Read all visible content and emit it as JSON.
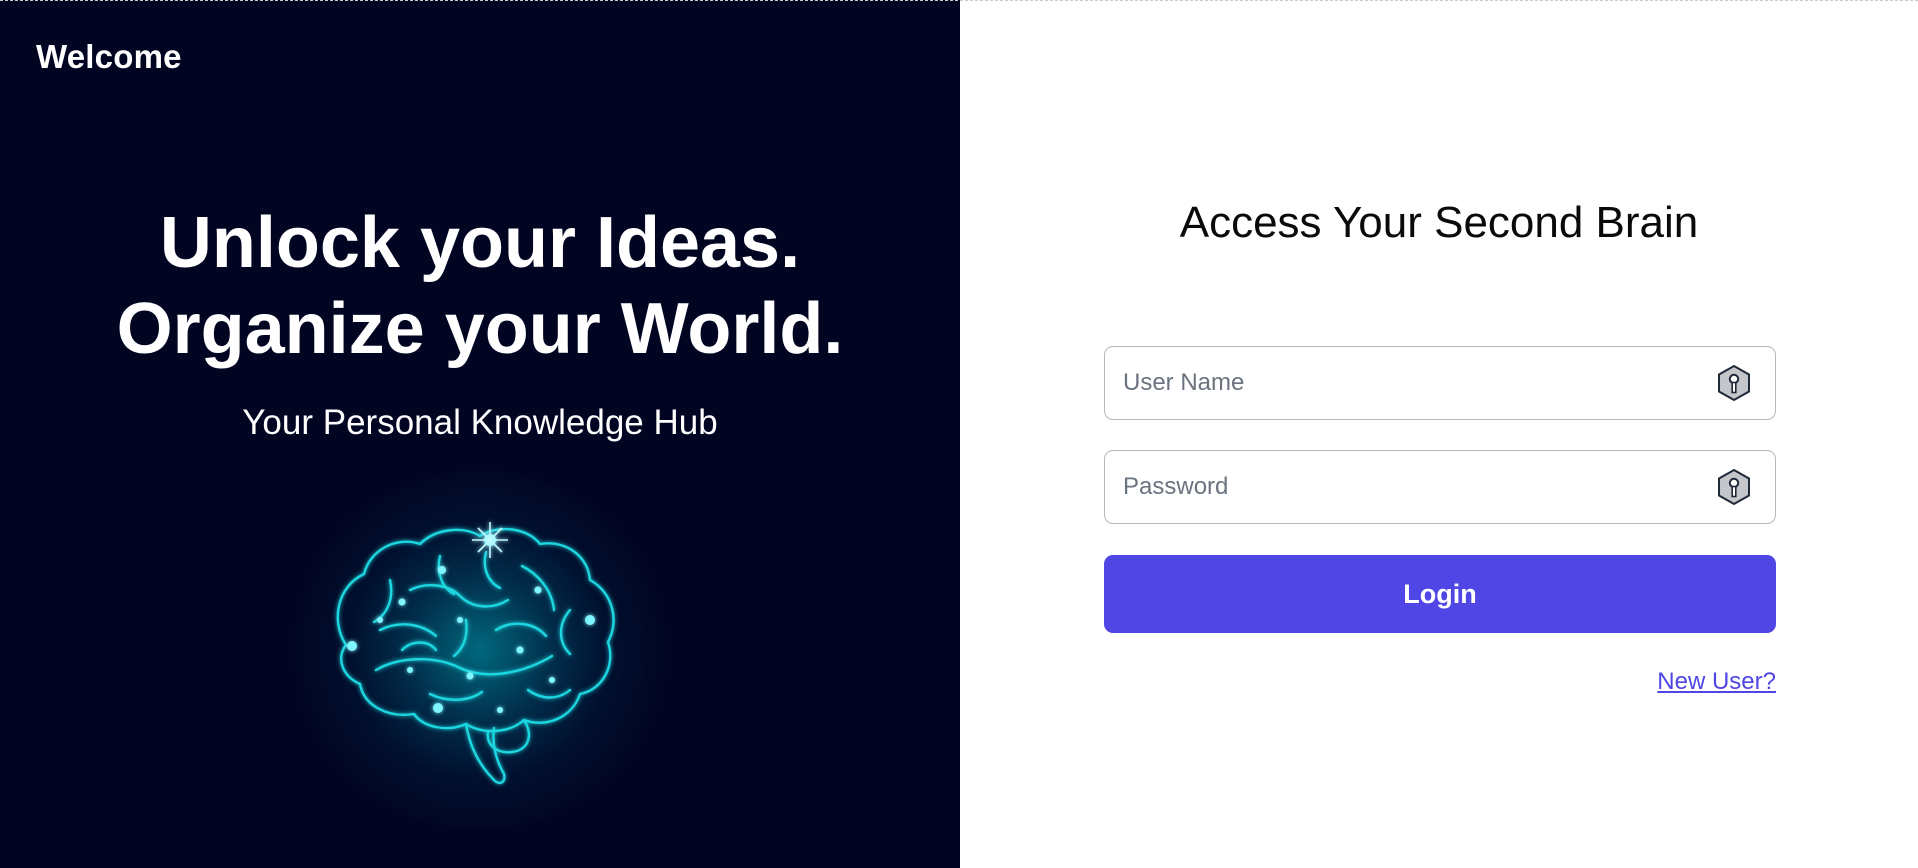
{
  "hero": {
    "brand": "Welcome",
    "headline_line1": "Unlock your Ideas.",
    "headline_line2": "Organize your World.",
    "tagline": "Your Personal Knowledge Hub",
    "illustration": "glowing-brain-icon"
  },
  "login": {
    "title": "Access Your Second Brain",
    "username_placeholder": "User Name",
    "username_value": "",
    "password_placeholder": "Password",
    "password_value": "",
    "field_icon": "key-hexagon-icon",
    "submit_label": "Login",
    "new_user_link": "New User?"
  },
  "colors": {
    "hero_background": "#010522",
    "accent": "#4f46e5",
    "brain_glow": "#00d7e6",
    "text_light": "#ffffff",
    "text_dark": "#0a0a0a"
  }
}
==
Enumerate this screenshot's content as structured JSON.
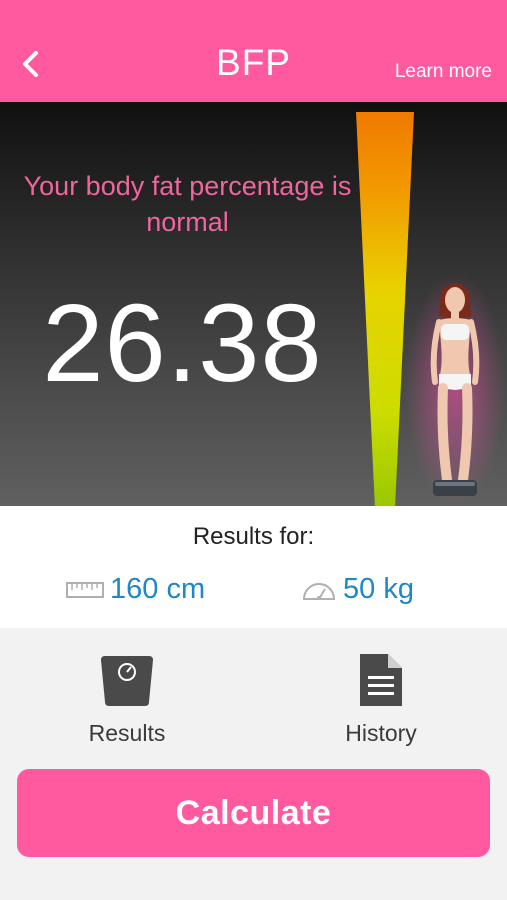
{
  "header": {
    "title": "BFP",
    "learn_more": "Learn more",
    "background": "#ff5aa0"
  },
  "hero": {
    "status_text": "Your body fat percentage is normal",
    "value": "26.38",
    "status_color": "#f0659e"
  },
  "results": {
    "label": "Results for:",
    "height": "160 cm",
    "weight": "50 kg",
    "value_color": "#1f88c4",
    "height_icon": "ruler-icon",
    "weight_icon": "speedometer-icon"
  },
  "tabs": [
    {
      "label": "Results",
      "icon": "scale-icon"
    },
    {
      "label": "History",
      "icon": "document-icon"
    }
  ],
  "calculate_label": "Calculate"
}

* WHAT YOU SHOULD DO
Each line that has the word "title" counts once. How many such lines are in the data? Give the number alone.

* THE REPLY
2